• _GIVEN PROBLEM_
Transcribe every line of the material below verbatim, character for character.

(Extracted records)
◇ ◇ ◇ ◇ ◇

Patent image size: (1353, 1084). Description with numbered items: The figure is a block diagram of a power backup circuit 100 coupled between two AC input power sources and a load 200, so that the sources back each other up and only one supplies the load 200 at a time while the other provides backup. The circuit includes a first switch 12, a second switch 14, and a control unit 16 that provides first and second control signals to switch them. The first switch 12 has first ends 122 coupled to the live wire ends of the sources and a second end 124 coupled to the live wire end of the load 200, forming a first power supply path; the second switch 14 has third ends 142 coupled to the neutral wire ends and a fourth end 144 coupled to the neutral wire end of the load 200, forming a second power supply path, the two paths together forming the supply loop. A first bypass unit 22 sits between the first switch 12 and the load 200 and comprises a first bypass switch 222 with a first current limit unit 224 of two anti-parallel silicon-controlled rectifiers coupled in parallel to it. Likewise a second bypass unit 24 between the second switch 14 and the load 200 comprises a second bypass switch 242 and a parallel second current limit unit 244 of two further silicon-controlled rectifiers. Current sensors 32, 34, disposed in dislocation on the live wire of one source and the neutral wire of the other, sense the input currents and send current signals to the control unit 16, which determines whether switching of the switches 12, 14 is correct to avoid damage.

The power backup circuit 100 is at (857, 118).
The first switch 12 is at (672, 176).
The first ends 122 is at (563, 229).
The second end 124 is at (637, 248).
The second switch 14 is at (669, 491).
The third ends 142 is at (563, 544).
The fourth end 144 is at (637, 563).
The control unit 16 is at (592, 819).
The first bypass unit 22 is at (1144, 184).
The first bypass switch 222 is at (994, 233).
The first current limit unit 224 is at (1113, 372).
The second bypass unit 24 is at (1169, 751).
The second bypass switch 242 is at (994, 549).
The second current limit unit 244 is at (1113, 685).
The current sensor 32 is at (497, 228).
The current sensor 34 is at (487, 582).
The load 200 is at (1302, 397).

◇ ◇ ◇ ◇ ◇

• _ANSWER TO THIS PROBLEM_
Patent image size: (1353, 1084). Description with numbered items: The figure is a block diagram of a power backup circuit 100 coupled between two AC input power sources and a load 200, so that the sources back each other up and only one supplies the load 200 at a time while the other provides backup. The circuit includes a first switch 12, a second switch 14, and a control unit 16 that provides first and second control signals to switch them. The first switch 12 has first ends 122 coupled to the live wire ends of the sources and a second end 124 coupled to the live wire end of the load 200, forming a first power supply path; the second switch 14 has third ends 142 coupled to the neutral wire ends and a fourth end 144 coupled to the neutral wire end of the load 200, forming a second power supply path, the two paths together forming the supply loop. A first bypass unit 22 sits between the first switch 12 and the load 200 and comprises a first bypass switch 222 with a first current limit unit 224 of two anti-parallel silicon-controlled rectifiers coupled in parallel to it. Likewise a second bypass unit 24 between the second switch 14 and the load 200 comprises a second bypass switch 242 and a parallel second current limit unit 244 of two further silicon-controlled rectifiers. Current sensors 32, 34, disposed in dislocation on the live wire of one source and the neutral wire of the other, sense the input currents and send current signals to the control unit 16, which determines whether switching of the switches 12, 14 is correct to avoid damage.

The power backup circuit 100 is at (857, 118).
The first switch 12 is at (672, 176).
The first ends 122 is at (563, 229).
The second end 124 is at (637, 248).
The second switch 14 is at (669, 491).
The third ends 142 is at (563, 544).
The fourth end 144 is at (637, 563).
The control unit 16 is at (592, 819).
The first bypass unit 22 is at (1144, 184).
The first bypass switch 222 is at (994, 233).
The first current limit unit 224 is at (1113, 372).
The second bypass unit 24 is at (1169, 751).
The second bypass switch 242 is at (994, 549).
The second current limit unit 244 is at (1113, 685).
The current sensor 32 is at (497, 228).
The current sensor 34 is at (487, 582).
The load 200 is at (1302, 397).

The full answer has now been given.